→ Exercise goal
Return every line below in which "arcmin" appears.

+---+

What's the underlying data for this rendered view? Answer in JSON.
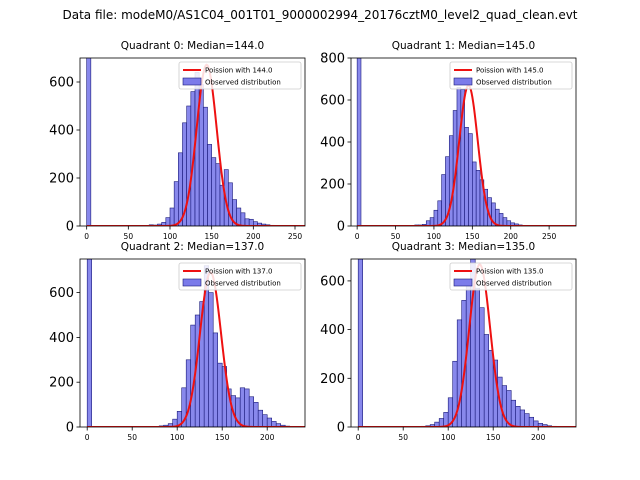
{
  "figure": {
    "suptitle": "Data file: modeM0/AS1C04_001T01_9000002994_20176cztM0_level2_quad_clean.evt",
    "legend_observed": "Observed distribution"
  },
  "colors": {
    "hist_fill": "#7b7bea",
    "hist_edge": "#1a1a7a",
    "poisson_line": "#ee1111"
  },
  "chart_data": [
    {
      "type": "bar",
      "title": "Quadrant 0: Median=144.0",
      "median": 144.0,
      "legend_poisson": "Poission with 144.0",
      "legend_observed": "Observed distribution",
      "bin_width": 5,
      "bin_start": 0,
      "values": [
        720,
        0,
        0,
        0,
        0,
        0,
        0,
        0,
        0,
        0,
        0,
        0,
        0,
        0,
        2,
        5,
        4,
        8,
        15,
        35,
        75,
        185,
        305,
        430,
        500,
        560,
        640,
        590,
        495,
        340,
        285,
        260,
        170,
        235,
        180,
        110,
        75,
        55,
        30,
        28,
        18,
        12,
        8,
        5,
        3,
        2,
        1,
        0,
        0,
        0,
        0
      ],
      "xlim": [
        -8,
        262
      ],
      "ylim": [
        0,
        700
      ],
      "xticks": [
        0,
        50,
        100,
        150,
        200,
        250
      ],
      "yticks": [
        0,
        200,
        400,
        600
      ],
      "poisson_lambda": 144.0,
      "poisson_peak": 672
    },
    {
      "type": "bar",
      "title": "Quadrant 1: Median=145.0",
      "median": 145.0,
      "legend_poisson": "Poission with 145.0",
      "legend_observed": "Observed distribution",
      "bin_width": 5,
      "bin_start": 0,
      "values": [
        800,
        0,
        0,
        0,
        0,
        0,
        0,
        0,
        0,
        0,
        0,
        0,
        0,
        0,
        2,
        5,
        5,
        8,
        25,
        40,
        75,
        120,
        245,
        330,
        430,
        550,
        660,
        650,
        470,
        440,
        305,
        265,
        220,
        175,
        135,
        110,
        80,
        60,
        40,
        25,
        15,
        10,
        5,
        3,
        2,
        1,
        0,
        0,
        0,
        0,
        0,
        0,
        0,
        0,
        0,
        0
      ],
      "xlim": [
        -8,
        285
      ],
      "ylim": [
        0,
        800
      ],
      "xticks": [
        0,
        50,
        100,
        150,
        200,
        250
      ],
      "yticks": [
        0,
        200,
        400,
        600,
        800
      ],
      "poisson_lambda": 145.0,
      "poisson_peak": 670
    },
    {
      "type": "bar",
      "title": "Quadrant 2: Median=137.0",
      "median": 137.0,
      "legend_poisson": "Poission with 137.0",
      "legend_observed": "Observed distribution",
      "bin_width": 5,
      "bin_start": 0,
      "values": [
        750,
        0,
        0,
        0,
        0,
        0,
        0,
        0,
        0,
        0,
        0,
        0,
        0,
        0,
        0,
        2,
        5,
        8,
        15,
        35,
        70,
        175,
        300,
        455,
        500,
        560,
        720,
        600,
        420,
        285,
        270,
        170,
        140,
        130,
        175,
        170,
        135,
        110,
        75,
        55,
        40,
        25,
        15,
        8,
        4,
        2,
        1,
        0
      ],
      "xlim": [
        -8,
        242
      ],
      "ylim": [
        0,
        750
      ],
      "xticks": [
        0,
        50,
        100,
        150,
        200
      ],
      "yticks": [
        0,
        200,
        400,
        600
      ],
      "poisson_lambda": 137.0,
      "poisson_peak": 690
    },
    {
      "type": "bar",
      "title": "Quadrant 3: Median=135.0",
      "median": 135.0,
      "legend_poisson": "Poission with 135.0",
      "legend_observed": "Observed distribution",
      "bin_width": 5,
      "bin_start": 0,
      "values": [
        690,
        0,
        0,
        0,
        0,
        0,
        0,
        0,
        0,
        0,
        0,
        1,
        2,
        2,
        3,
        5,
        10,
        20,
        35,
        60,
        120,
        270,
        440,
        520,
        600,
        690,
        570,
        490,
        380,
        315,
        275,
        205,
        170,
        150,
        110,
        85,
        70,
        55,
        40,
        25,
        15,
        10,
        5,
        3,
        1,
        0
      ],
      "xlim": [
        -8,
        242
      ],
      "ylim": [
        0,
        690
      ],
      "xticks": [
        0,
        50,
        100,
        150,
        200
      ],
      "yticks": [
        0,
        200,
        400,
        600
      ],
      "poisson_lambda": 135.0,
      "poisson_peak": 668
    }
  ]
}
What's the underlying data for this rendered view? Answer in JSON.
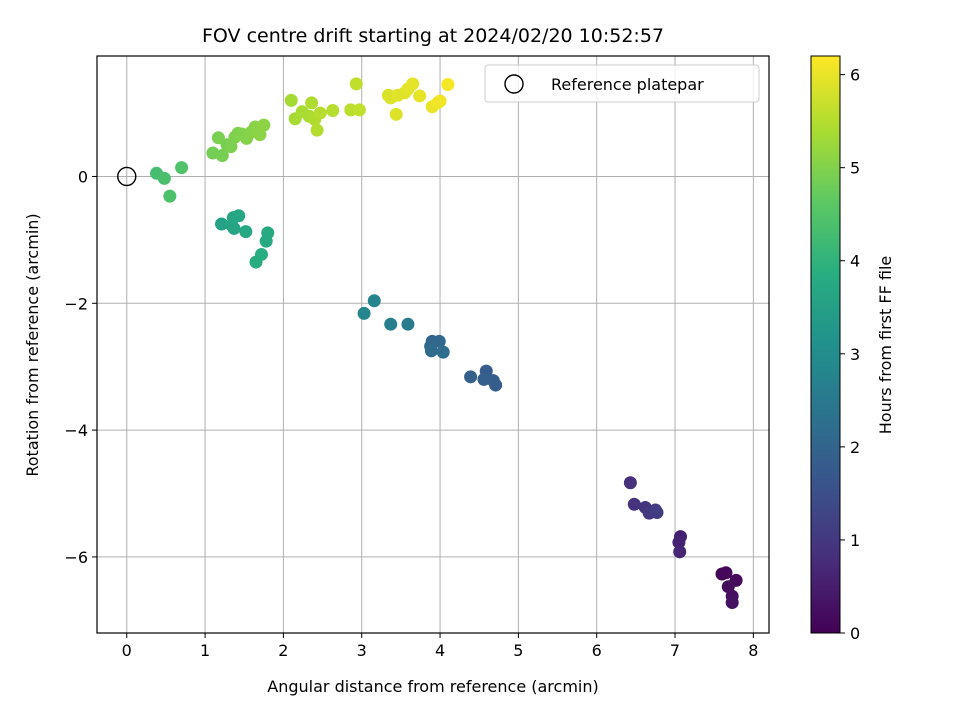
{
  "chart_data": {
    "type": "scatter",
    "title": "FOV centre drift starting at 2024/02/20 10:52:57",
    "xlabel": "Angular distance from reference (arcmin)",
    "ylabel": "Rotation from reference (arcmin)",
    "xlim": [
      -0.38,
      8.2
    ],
    "ylim": [
      -7.2,
      1.9
    ],
    "xticks": [
      0,
      1,
      2,
      3,
      4,
      5,
      6,
      7,
      8
    ],
    "xtick_labels": [
      "0",
      "1",
      "2",
      "3",
      "4",
      "5",
      "6",
      "7",
      "8"
    ],
    "yticks": [
      -6,
      -4,
      -2,
      0
    ],
    "ytick_labels": [
      "−6",
      "−4",
      "−2",
      "0"
    ],
    "grid": true,
    "legend": {
      "placement": "top-right",
      "entries": [
        "Reference platepar"
      ]
    },
    "reference_point": {
      "x": 0,
      "y": 0,
      "label": "Reference platepar"
    },
    "colorbar": {
      "label": "Hours from first FF file",
      "range": [
        0,
        6.2
      ],
      "ticks": [
        0,
        1,
        2,
        3,
        4,
        5,
        6
      ],
      "tick_labels": [
        "0",
        "1",
        "2",
        "3",
        "4",
        "5",
        "6"
      ],
      "colormap": "viridis"
    },
    "points": [
      {
        "x": 7.6,
        "y": -6.27,
        "t": 0.05
      },
      {
        "x": 7.65,
        "y": -6.25,
        "t": 0.1
      },
      {
        "x": 7.78,
        "y": -6.37,
        "t": 0.15
      },
      {
        "x": 7.68,
        "y": -6.47,
        "t": 0.2
      },
      {
        "x": 7.73,
        "y": -6.62,
        "t": 0.25
      },
      {
        "x": 7.73,
        "y": -6.72,
        "t": 0.3
      },
      {
        "x": 7.07,
        "y": -5.68,
        "t": 0.55
      },
      {
        "x": 7.05,
        "y": -5.77,
        "t": 0.6
      },
      {
        "x": 7.06,
        "y": -5.92,
        "t": 0.65
      },
      {
        "x": 6.43,
        "y": -4.83,
        "t": 0.85
      },
      {
        "x": 6.48,
        "y": -5.17,
        "t": 0.9
      },
      {
        "x": 6.62,
        "y": -5.22,
        "t": 0.95
      },
      {
        "x": 6.67,
        "y": -5.31,
        "t": 1.0
      },
      {
        "x": 6.75,
        "y": -5.26,
        "t": 1.05
      },
      {
        "x": 6.77,
        "y": -5.3,
        "t": 1.1
      },
      {
        "x": 4.59,
        "y": -3.07,
        "t": 1.8
      },
      {
        "x": 4.68,
        "y": -3.22,
        "t": 1.82
      },
      {
        "x": 4.71,
        "y": -3.29,
        "t": 1.84
      },
      {
        "x": 4.56,
        "y": -3.2,
        "t": 1.86
      },
      {
        "x": 4.39,
        "y": -3.16,
        "t": 1.88
      },
      {
        "x": 3.9,
        "y": -2.6,
        "t": 2.0
      },
      {
        "x": 3.99,
        "y": -2.6,
        "t": 2.05
      },
      {
        "x": 3.88,
        "y": -2.68,
        "t": 2.1
      },
      {
        "x": 3.89,
        "y": -2.75,
        "t": 2.15
      },
      {
        "x": 4.04,
        "y": -2.77,
        "t": 2.2
      },
      {
        "x": 3.59,
        "y": -2.33,
        "t": 2.55
      },
      {
        "x": 3.37,
        "y": -2.33,
        "t": 2.65
      },
      {
        "x": 3.16,
        "y": -1.96,
        "t": 2.8
      },
      {
        "x": 3.03,
        "y": -2.16,
        "t": 2.85
      },
      {
        "x": 1.21,
        "y": -0.75,
        "t": 3.55
      },
      {
        "x": 1.34,
        "y": -0.77,
        "t": 3.6
      },
      {
        "x": 1.37,
        "y": -0.82,
        "t": 3.62
      },
      {
        "x": 1.36,
        "y": -0.65,
        "t": 3.65
      },
      {
        "x": 1.43,
        "y": -0.62,
        "t": 3.7
      },
      {
        "x": 1.52,
        "y": -0.87,
        "t": 3.72
      },
      {
        "x": 1.8,
        "y": -0.89,
        "t": 3.75
      },
      {
        "x": 1.78,
        "y": -1.02,
        "t": 3.78
      },
      {
        "x": 1.72,
        "y": -1.23,
        "t": 3.82
      },
      {
        "x": 1.65,
        "y": -1.35,
        "t": 3.85
      },
      {
        "x": 0.38,
        "y": 0.05,
        "t": 4.3
      },
      {
        "x": 0.48,
        "y": -0.03,
        "t": 4.35
      },
      {
        "x": 0.55,
        "y": -0.31,
        "t": 4.4
      },
      {
        "x": 0.7,
        "y": 0.14,
        "t": 4.45
      },
      {
        "x": 1.1,
        "y": 0.37,
        "t": 4.85
      },
      {
        "x": 1.22,
        "y": 0.33,
        "t": 4.88
      },
      {
        "x": 1.28,
        "y": 0.5,
        "t": 4.9
      },
      {
        "x": 1.17,
        "y": 0.61,
        "t": 4.92
      },
      {
        "x": 1.33,
        "y": 0.47,
        "t": 4.94
      },
      {
        "x": 1.38,
        "y": 0.62,
        "t": 4.96
      },
      {
        "x": 1.42,
        "y": 0.68,
        "t": 4.98
      },
      {
        "x": 1.47,
        "y": 0.67,
        "t": 5.0
      },
      {
        "x": 1.53,
        "y": 0.6,
        "t": 5.02
      },
      {
        "x": 1.59,
        "y": 0.7,
        "t": 5.04
      },
      {
        "x": 1.64,
        "y": 0.78,
        "t": 5.06
      },
      {
        "x": 1.7,
        "y": 0.66,
        "t": 5.08
      },
      {
        "x": 1.75,
        "y": 0.81,
        "t": 5.1
      },
      {
        "x": 2.1,
        "y": 1.2,
        "t": 5.35
      },
      {
        "x": 2.15,
        "y": 0.91,
        "t": 5.37
      },
      {
        "x": 2.24,
        "y": 1.02,
        "t": 5.39
      },
      {
        "x": 2.33,
        "y": 0.95,
        "t": 5.41
      },
      {
        "x": 2.36,
        "y": 1.16,
        "t": 5.43
      },
      {
        "x": 2.4,
        "y": 0.9,
        "t": 5.45
      },
      {
        "x": 2.43,
        "y": 0.73,
        "t": 5.47
      },
      {
        "x": 2.47,
        "y": 1.0,
        "t": 5.49
      },
      {
        "x": 2.63,
        "y": 1.04,
        "t": 5.51
      },
      {
        "x": 2.86,
        "y": 1.05,
        "t": 5.55
      },
      {
        "x": 2.93,
        "y": 1.46,
        "t": 5.6
      },
      {
        "x": 2.97,
        "y": 1.05,
        "t": 5.62
      },
      {
        "x": 3.34,
        "y": 1.28,
        "t": 5.85
      },
      {
        "x": 3.37,
        "y": 1.24,
        "t": 5.87
      },
      {
        "x": 3.44,
        "y": 0.98,
        "t": 5.89
      },
      {
        "x": 3.46,
        "y": 1.28,
        "t": 5.91
      },
      {
        "x": 3.55,
        "y": 1.32,
        "t": 5.93
      },
      {
        "x": 3.59,
        "y": 1.38,
        "t": 5.95
      },
      {
        "x": 3.65,
        "y": 1.46,
        "t": 5.97
      },
      {
        "x": 3.74,
        "y": 1.27,
        "t": 5.99
      },
      {
        "x": 3.9,
        "y": 1.1,
        "t": 6.02
      },
      {
        "x": 3.97,
        "y": 1.16,
        "t": 6.05
      },
      {
        "x": 4.0,
        "y": 1.19,
        "t": 6.08
      },
      {
        "x": 4.1,
        "y": 1.45,
        "t": 6.12
      }
    ]
  }
}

+---+

→ Correct output
    "xlabel": "Angular distance from reference (arcmin)",
    "ylabel": "Rotation from reference (arcmin)",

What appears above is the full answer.